[start]

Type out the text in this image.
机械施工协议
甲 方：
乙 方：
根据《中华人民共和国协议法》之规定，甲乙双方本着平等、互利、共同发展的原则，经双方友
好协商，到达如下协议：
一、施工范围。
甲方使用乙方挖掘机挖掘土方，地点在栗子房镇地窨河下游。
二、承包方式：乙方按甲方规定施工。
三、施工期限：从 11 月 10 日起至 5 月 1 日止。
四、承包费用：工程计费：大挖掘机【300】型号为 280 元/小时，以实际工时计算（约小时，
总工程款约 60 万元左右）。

[end]

* _WHAT NEEDS TO BE DONE_
All of the entries above must be quoted exactly.

* _CORRECT OUTPUT_
Type out the text in this image.
机械施工协议
甲 方：
乙 方：
根据《中华人民共和国协议法》之规定，甲乙双方本着平等、互利、共同发展的原则，经双方友
好协商，到达如下协议：
一、施工范围。
甲方使用乙方挖掘机挖掘土方，地点在栗子房镇地窨河下游。
二、承包方式：乙方按甲方规定施工。
三、施工期限：从 11 月 10 日起至 5 月 1 日止。
四、承包费用：工程计费：大挖掘机【300】型号为 280 元/小时，以实际工时计算（约小时，
总工程款约 60 万元左右）。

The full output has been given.